Exercise details: Copy every record word for word.

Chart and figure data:
* * *

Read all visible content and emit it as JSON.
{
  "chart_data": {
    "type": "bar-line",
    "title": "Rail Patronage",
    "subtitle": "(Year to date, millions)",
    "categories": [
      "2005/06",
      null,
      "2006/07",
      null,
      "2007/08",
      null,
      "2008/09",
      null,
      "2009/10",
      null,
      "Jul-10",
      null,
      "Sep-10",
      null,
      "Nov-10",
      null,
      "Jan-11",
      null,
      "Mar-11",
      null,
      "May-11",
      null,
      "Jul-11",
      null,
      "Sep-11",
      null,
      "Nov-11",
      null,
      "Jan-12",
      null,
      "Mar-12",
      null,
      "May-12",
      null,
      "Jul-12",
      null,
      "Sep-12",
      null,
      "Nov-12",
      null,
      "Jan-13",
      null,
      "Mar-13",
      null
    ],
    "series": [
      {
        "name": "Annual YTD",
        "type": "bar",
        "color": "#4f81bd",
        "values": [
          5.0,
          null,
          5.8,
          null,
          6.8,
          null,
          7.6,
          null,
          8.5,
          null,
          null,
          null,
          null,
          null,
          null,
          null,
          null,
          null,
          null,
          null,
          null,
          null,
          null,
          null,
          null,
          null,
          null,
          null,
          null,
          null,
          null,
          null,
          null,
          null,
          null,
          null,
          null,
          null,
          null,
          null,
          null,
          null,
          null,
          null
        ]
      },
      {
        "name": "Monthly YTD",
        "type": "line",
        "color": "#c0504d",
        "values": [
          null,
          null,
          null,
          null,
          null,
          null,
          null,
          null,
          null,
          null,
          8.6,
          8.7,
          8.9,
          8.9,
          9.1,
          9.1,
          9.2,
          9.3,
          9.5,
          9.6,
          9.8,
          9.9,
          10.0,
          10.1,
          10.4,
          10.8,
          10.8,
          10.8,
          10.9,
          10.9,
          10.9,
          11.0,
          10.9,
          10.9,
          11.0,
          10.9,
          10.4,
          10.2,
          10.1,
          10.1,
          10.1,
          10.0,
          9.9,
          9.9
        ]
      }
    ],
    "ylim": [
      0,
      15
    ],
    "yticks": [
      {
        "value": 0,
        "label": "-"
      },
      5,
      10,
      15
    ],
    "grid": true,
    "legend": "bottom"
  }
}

* * *

Exercise output:
Read all visible content and emit it as JSON.
{
  "chart_data": {
    "type": "bar-line",
    "title": "Rail Patronage",
    "subtitle": "(Year to date, millions)",
    "categories": [
      "2005/06",
      null,
      "2006/07",
      null,
      "2007/08",
      null,
      "2008/09",
      null,
      "2009/10",
      null,
      "Jul-10",
      null,
      "Sep-10",
      null,
      "Nov-10",
      null,
      "Jan-11",
      null,
      "Mar-11",
      null,
      "May-11",
      null,
      "Jul-11",
      null,
      "Sep-11",
      null,
      "Nov-11",
      null,
      "Jan-12",
      null,
      "Mar-12",
      null,
      "May-12",
      null,
      "Jul-12",
      null,
      "Sep-12",
      null,
      "Nov-12",
      null,
      "Jan-13",
      null,
      "Mar-13",
      null
    ],
    "series": [
      {
        "name": "Annual YTD",
        "type": "bar",
        "color": "#4f81bd",
        "values": [
          5.0,
          null,
          5.8,
          null,
          6.8,
          null,
          7.6,
          null,
          8.5,
          null,
          null,
          null,
          null,
          null,
          null,
          null,
          null,
          null,
          null,
          null,
          null,
          null,
          null,
          null,
          null,
          null,
          null,
          null,
          null,
          null,
          null,
          null,
          null,
          null,
          null,
          null,
          null,
          null,
          null,
          null,
          null,
          null,
          null,
          null
        ]
      },
      {
        "name": "Monthly YTD",
        "type": "line",
        "color": "#c0504d",
        "values": [
          null,
          null,
          null,
          null,
          null,
          null,
          null,
          null,
          null,
          null,
          8.6,
          8.7,
          8.9,
          8.9,
          9.1,
          9.1,
          9.2,
          9.3,
          9.5,
          9.6,
          9.8,
          9.9,
          10.0,
          10.1,
          10.4,
          10.8,
          10.8,
          10.8,
          10.9,
          10.9,
          10.9,
          11.0,
          10.9,
          10.9,
          11.0,
          10.9,
          10.4,
          10.2,
          10.1,
          10.1,
          10.1,
          10.0,
          9.9,
          9.9
        ]
      }
    ],
    "ylim": [
      0,
      15
    ],
    "yticks": [
      {
        "value": 0,
        "label": "-"
      },
      5,
      10,
      15
    ],
    "grid": true,
    "legend": "bottom"
  }
}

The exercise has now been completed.